__Records shown__:
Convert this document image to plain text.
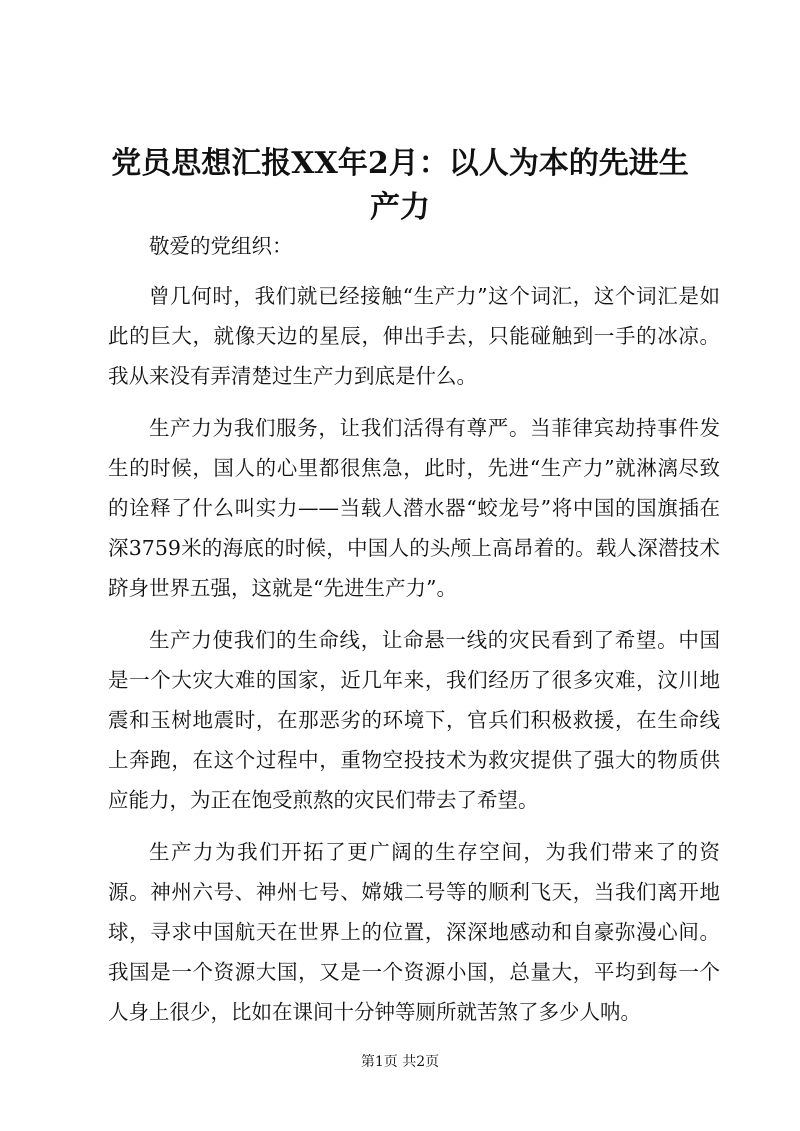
党员思想汇报XX年2月：以人为本的先进生产力

敬爱的党组织：

曾几何时，我们就已经接触“生产力”这个词汇，这个词汇是如此的巨大，就像天边的星辰，伸出手去，只能碰触到一手的冰凉。我从来没有弄清楚过生产力到底是什么。

生产力为我们服务，让我们活得有尊严。当菲律宾劫持事件发生的时候，国人的心里都很焦急，此时，先进“生产力”就淋漓尽致的诠释了什么叫实力——当载人潜水器“蛟龙号”将中国的国旗插在深3759米的海底的时候，中国人的头颅上高昂着的。载人深潜技术跻身世界五强，这就是“先进生产力”。

生产力使我们的生命线，让命悬一线的灾民看到了希望。中国是一个大灾大难的国家，近几年来，我们经历了很多灾难，汶川地震和玉树地震时，在那恶劣的环境下，官兵们积极救援，在生命线上奔跑，在这个过程中，重物空投技术为救灾提供了强大的物质供应能力，为正在饱受煎熬的灾民们带去了希望。

生产力为我们开拓了更广阔的生存空间，为我们带来了的资源。神州六号、神州七号、嫦娥二号等的顺利飞天，当我们离开地球，寻求中国航天在世界上的位置，深深地感动和自豪弥漫心间。我国是一个资源大国，又是一个资源小国，总量大，平均到每一个人身上很少，比如在课间十分钟等厕所就苦煞了多少人呐。

第1页 共2页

__Direction__: Restate the data above word for word. Skip every picture.

__Output of the task__:
Convert this document image to plain text.
党员思想汇报XX年2月：以人为本的先进生产力

敬爱的党组织：

曾几何时，我们就已经接触“生产力”这个词汇，这个词汇是如此的巨大，就像天边的星辰，伸出手去，只能碰触到一手的冰凉。我从来没有弄清楚过生产力到底是什么。

生产力为我们服务，让我们活得有尊严。当菲律宾劫持事件发生的时候，国人的心里都很焦急，此时，先进“生产力”就淋漓尽致的诠释了什么叫实力——当载人潜水器“蛟龙号”将中国的国旗插在深3759米的海底的时候，中国人的头颅上高昂着的。载人深潜技术跻身世界五强，这就是“先进生产力”。

生产力使我们的生命线，让命悬一线的灾民看到了希望。中国是一个大灾大难的国家，近几年来，我们经历了很多灾难，汶川地震和玉树地震时，在那恶劣的环境下，官兵们积极救援，在生命线上奔跑，在这个过程中，重物空投技术为救灾提供了强大的物质供应能力，为正在饱受煎熬的灾民们带去了希望。

生产力为我们开拓了更广阔的生存空间，为我们带来了的资源。神州六号、神州七号、嫦娥二号等的顺利飞天，当我们离开地球，寻求中国航天在世界上的位置，深深地感动和自豪弥漫心间。我国是一个资源大国，又是一个资源小国，总量大，平均到每一个人身上很少，比如在课间十分钟等厕所就苦煞了多少人呐。

第1页 共2页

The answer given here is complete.